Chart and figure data
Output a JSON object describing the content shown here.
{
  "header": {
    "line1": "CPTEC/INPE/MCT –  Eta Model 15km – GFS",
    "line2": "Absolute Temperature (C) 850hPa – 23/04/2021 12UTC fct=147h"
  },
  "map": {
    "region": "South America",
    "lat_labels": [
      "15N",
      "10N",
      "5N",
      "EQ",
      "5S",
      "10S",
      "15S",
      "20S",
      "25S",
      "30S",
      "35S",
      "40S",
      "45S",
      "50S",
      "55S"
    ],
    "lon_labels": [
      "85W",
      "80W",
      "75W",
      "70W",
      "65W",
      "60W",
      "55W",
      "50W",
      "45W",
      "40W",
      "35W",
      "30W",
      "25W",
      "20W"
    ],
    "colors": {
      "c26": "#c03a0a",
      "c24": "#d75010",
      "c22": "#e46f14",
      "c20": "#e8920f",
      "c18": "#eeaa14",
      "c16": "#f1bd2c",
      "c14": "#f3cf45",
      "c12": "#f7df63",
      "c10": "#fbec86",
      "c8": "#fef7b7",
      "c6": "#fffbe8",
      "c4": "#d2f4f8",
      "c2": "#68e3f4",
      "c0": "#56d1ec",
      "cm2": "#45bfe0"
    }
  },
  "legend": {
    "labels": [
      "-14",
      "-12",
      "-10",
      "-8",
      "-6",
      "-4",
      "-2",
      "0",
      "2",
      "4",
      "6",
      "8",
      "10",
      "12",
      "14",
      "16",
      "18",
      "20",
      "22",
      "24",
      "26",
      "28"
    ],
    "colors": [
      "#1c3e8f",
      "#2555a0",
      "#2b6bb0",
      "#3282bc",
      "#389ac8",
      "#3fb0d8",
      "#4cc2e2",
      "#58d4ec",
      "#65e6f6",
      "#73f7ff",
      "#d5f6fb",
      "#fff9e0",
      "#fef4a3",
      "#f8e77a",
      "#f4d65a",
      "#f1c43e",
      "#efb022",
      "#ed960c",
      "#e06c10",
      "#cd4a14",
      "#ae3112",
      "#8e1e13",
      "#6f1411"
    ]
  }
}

Aim:
Reproduce the complete data exactly as presented above.

Task response:
Output a JSON object describing the content shown here.
{
  "header": {
    "line1": "CPTEC/INPE/MCT –  Eta Model 15km – GFS",
    "line2": "Absolute Temperature (C) 850hPa – 23/04/2021 12UTC fct=147h"
  },
  "map": {
    "region": "South America",
    "lat_labels": [
      "15N",
      "10N",
      "5N",
      "EQ",
      "5S",
      "10S",
      "15S",
      "20S",
      "25S",
      "30S",
      "35S",
      "40S",
      "45S",
      "50S",
      "55S"
    ],
    "lon_labels": [
      "85W",
      "80W",
      "75W",
      "70W",
      "65W",
      "60W",
      "55W",
      "50W",
      "45W",
      "40W",
      "35W",
      "30W",
      "25W",
      "20W"
    ],
    "colors": {
      "c26": "#c03a0a",
      "c24": "#d75010",
      "c22": "#e46f14",
      "c20": "#e8920f",
      "c18": "#eeaa14",
      "c16": "#f1bd2c",
      "c14": "#f3cf45",
      "c12": "#f7df63",
      "c10": "#fbec86",
      "c8": "#fef7b7",
      "c6": "#fffbe8",
      "c4": "#d2f4f8",
      "c2": "#68e3f4",
      "c0": "#56d1ec",
      "cm2": "#45bfe0"
    }
  },
  "legend": {
    "labels": [
      "-14",
      "-12",
      "-10",
      "-8",
      "-6",
      "-4",
      "-2",
      "0",
      "2",
      "4",
      "6",
      "8",
      "10",
      "12",
      "14",
      "16",
      "18",
      "20",
      "22",
      "24",
      "26",
      "28"
    ],
    "colors": [
      "#1c3e8f",
      "#2555a0",
      "#2b6bb0",
      "#3282bc",
      "#389ac8",
      "#3fb0d8",
      "#4cc2e2",
      "#58d4ec",
      "#65e6f6",
      "#73f7ff",
      "#d5f6fb",
      "#fff9e0",
      "#fef4a3",
      "#f8e77a",
      "#f4d65a",
      "#f1c43e",
      "#efb022",
      "#ed960c",
      "#e06c10",
      "#cd4a14",
      "#ae3112",
      "#8e1e13",
      "#6f1411"
    ]
  }
}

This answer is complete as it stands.